This week’s post goes out to those currently evaluating career shifts or those who've struggled to make career decisions in the past. As someone who’s made a number of career pivots, some less gracefully than others, I empathize with the complexity of career decisions. They can be rough, and sometimes we need some good, old-fashioned reflection to raise our awareness of how we might be holding ourselves back.

What if it doesn’t work out? When discussing career shifts, this might just be the question I’ve been asked the most--and have asked myself the most, for that matter.

On the surface it seems a sensible question because our career is our livelihood and forms a big part of our identity. We want to know that the grass will be greener in a new role, company or occupation. We agonize over decisions and systematically weigh our options, and we label all of these behaviours as ‘practical’, ‘pragmatic’ and even ‘responsible’. A better label for these behaviours might be ‘fear-based’.

That likely sounds harsh, but hear me out. Career shifts inevitably involve uncertainty and the unknown sparks fear, so when we avoid uncertainty we are, in essence, operating from a place of fear. After all, we might hate a new job, we could be unsuccessful, or the company could go out of business. The worst-case scenario list is a mile long, and that’s exactly the point. Uncertainty provides a fertile ground for our egos to move into fear-mongering mode, urging us to maintain the status quo under the guise of safety. Our egos are all too adept at convincing us that the known of today is better than the unknown of change.

Questions:
(a) Which words does the career-shift post set in single quotation marks?
(b) Pick up the career-shift post after its final sentence and carry it forward.

Given data:

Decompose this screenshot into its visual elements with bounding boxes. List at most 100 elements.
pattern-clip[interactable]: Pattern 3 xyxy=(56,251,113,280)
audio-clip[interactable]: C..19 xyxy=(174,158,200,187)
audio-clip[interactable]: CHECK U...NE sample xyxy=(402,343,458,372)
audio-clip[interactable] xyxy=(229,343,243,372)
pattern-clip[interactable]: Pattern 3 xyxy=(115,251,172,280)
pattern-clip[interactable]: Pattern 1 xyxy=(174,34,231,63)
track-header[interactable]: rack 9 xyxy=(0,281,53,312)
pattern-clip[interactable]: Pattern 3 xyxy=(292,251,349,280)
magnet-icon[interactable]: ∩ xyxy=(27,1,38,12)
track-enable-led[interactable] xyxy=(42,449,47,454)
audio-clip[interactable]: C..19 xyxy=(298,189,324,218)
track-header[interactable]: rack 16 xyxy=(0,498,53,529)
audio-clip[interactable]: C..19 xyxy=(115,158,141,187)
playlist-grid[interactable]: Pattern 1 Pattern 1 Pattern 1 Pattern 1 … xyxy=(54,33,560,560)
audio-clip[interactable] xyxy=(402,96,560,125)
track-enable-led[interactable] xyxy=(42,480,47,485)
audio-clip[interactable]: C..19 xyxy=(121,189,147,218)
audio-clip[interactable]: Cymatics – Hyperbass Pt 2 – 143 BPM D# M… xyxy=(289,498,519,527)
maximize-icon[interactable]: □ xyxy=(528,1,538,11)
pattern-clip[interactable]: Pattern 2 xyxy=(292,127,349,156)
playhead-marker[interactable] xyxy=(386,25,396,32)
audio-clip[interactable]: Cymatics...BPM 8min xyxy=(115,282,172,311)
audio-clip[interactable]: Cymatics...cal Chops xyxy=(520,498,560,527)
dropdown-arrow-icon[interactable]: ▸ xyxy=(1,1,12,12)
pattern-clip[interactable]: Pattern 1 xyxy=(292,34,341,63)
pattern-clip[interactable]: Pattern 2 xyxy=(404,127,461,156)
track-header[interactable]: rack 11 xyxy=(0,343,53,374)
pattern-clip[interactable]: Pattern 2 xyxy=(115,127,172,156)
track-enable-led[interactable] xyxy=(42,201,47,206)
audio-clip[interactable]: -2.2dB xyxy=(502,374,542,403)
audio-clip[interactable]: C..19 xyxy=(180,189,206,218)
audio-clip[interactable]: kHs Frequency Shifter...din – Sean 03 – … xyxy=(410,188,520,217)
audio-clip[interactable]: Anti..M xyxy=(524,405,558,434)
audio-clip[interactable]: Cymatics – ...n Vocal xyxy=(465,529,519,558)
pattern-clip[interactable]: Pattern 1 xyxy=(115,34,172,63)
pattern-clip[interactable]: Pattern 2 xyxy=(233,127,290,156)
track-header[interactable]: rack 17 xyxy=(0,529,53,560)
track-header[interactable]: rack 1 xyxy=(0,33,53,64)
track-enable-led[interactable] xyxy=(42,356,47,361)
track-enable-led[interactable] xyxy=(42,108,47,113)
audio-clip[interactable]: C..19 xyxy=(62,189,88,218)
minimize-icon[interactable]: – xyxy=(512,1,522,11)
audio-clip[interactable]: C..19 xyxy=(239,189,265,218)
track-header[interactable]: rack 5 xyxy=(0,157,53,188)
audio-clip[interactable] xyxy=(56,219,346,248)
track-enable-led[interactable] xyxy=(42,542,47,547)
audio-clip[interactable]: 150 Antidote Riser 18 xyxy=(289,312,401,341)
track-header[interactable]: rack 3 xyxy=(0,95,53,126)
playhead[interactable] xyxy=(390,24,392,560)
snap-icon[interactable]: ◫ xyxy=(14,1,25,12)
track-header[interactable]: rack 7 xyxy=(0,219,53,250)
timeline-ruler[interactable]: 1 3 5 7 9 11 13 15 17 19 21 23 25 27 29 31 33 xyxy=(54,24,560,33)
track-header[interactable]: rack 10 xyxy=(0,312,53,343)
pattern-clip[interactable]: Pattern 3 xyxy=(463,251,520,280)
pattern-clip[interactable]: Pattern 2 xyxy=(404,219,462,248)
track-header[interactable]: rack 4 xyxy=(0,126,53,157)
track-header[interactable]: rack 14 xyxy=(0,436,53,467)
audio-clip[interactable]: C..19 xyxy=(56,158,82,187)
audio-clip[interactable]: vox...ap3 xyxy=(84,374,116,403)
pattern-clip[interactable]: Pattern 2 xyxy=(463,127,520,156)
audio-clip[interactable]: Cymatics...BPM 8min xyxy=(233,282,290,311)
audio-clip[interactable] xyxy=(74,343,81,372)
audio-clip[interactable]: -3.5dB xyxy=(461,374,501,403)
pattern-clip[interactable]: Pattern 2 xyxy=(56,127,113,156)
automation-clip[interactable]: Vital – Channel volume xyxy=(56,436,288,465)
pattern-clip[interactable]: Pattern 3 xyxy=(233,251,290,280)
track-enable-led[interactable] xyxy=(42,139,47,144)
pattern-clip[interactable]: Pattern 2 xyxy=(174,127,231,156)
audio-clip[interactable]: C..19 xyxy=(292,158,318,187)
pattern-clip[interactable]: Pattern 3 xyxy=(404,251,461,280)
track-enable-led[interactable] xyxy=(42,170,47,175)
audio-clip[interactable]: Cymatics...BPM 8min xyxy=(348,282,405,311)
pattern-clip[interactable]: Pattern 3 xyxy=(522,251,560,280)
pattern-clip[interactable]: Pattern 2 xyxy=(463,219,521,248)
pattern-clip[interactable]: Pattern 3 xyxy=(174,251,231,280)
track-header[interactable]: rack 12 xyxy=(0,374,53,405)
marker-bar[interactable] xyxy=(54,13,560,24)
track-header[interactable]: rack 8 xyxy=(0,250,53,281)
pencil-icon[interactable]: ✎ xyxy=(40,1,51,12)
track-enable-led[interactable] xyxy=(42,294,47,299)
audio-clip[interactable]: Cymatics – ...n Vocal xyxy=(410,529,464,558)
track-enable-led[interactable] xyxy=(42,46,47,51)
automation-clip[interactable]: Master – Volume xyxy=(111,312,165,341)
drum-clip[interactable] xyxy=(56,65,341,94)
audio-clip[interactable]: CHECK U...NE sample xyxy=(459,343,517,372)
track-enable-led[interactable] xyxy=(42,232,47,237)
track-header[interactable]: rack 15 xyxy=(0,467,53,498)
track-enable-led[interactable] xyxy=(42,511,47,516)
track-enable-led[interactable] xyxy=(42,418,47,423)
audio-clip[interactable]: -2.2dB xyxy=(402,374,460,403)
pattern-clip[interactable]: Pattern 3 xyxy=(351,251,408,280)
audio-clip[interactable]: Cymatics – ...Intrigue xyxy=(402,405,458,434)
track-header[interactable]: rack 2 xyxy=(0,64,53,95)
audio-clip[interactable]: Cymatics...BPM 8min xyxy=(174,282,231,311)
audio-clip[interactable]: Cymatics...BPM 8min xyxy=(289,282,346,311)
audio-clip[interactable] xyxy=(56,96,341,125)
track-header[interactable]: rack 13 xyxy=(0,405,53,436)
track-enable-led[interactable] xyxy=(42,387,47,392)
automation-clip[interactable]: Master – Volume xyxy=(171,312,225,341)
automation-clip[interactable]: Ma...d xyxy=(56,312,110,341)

Answers by item:
(a) 'practical', 'pragmatic', 'responsible', 'fear-based'

(b)
I’m sure you already saw this coming: the challenge with seeking certainty is that it doesn’t really exist. After all, the job we’re in today, the one that feels predictable and certain, could change in a heartbeat. Not only that, but we often disregard the emotional and spiritual costs of staying in a career situation that isn't making us happy. Intellectually, most of us understand this and yet overriding our default reaction can be difficult if we aren't aware of it. Instead, we might unconsciously squash our enthusiasm for a new direction, holding ourselves back from what could have been a meaningful and positive career shift.

The choice is yours: will you choose “certainty” or will you choose to more closely examine the possibilities of the unknown? If you’re currently in the midst of making a big career decision or find yourself in that position in the future, I invite you to reflect on the following questions to enhance your clarity:

  • What’s truly making your decision difficult right now?

  • What matters to you most in your career right now, and what opportunity best aligns with what matters to you?

  • What are you attached to in your current career situation? What makes it difficult for you to let that go?

  • What certainty-seeking patterns have you observed in your life and career so far? How might those same patterns be coming into play now?